### Task to carry out:
Search the data for the word "true" and copy every line that contains it.

### Listed records:

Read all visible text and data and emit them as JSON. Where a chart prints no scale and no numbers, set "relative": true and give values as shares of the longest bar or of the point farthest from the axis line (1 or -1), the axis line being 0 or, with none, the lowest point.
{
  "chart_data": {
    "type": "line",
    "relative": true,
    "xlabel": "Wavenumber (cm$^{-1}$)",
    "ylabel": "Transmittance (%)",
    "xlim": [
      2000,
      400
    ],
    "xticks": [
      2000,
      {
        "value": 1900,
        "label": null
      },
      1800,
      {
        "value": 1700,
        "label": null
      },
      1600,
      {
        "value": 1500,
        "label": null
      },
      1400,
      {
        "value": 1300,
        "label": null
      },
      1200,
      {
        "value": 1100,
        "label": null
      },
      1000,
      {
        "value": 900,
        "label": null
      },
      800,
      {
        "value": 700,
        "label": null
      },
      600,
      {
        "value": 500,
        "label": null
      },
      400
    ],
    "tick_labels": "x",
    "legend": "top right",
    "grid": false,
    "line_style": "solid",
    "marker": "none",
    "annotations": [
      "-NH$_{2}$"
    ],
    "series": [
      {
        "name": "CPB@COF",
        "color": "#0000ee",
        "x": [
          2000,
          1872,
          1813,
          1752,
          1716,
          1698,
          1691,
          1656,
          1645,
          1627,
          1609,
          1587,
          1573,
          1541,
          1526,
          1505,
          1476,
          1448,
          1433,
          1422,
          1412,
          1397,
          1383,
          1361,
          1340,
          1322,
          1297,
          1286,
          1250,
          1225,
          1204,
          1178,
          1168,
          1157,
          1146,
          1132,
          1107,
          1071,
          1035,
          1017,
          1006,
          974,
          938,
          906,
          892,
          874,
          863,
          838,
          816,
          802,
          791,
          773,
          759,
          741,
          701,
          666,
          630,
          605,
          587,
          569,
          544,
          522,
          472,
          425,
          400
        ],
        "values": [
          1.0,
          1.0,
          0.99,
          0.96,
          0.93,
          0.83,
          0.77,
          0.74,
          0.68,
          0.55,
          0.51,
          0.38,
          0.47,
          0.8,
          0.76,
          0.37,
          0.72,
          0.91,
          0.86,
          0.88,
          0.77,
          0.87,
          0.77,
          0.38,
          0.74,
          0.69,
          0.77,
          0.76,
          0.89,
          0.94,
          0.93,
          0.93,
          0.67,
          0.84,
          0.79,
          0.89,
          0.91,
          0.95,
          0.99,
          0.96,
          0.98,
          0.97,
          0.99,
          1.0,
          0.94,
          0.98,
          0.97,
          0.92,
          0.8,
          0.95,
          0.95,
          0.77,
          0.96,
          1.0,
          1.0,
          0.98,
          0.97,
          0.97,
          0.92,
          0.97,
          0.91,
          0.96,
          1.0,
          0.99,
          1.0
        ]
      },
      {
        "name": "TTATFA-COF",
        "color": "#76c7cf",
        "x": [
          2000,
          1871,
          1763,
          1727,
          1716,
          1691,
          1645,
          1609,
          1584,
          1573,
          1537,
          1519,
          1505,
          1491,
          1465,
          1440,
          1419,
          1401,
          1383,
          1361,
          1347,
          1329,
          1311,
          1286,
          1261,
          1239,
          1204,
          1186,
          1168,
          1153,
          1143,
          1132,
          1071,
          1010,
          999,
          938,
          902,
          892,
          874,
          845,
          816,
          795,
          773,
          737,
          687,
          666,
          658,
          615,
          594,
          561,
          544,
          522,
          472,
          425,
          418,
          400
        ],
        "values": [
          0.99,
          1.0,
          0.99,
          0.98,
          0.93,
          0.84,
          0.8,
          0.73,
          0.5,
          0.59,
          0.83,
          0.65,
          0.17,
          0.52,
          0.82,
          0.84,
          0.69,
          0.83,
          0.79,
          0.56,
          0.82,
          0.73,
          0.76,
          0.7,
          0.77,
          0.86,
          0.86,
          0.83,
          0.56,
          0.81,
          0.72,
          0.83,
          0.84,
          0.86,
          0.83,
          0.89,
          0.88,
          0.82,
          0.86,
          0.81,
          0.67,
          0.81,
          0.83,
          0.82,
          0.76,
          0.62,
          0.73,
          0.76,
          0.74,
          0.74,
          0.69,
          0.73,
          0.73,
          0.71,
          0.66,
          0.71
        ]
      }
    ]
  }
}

### Correct response:
Read all visible text and data and emit them as JSON. Where a chart prints no scale and no numbers, set "relative": true and give values as shares of the longest bar or of the point farthest from the axis line (1 or -1), the axis line being 0 or, with none, the lowest point.
    "relative": true,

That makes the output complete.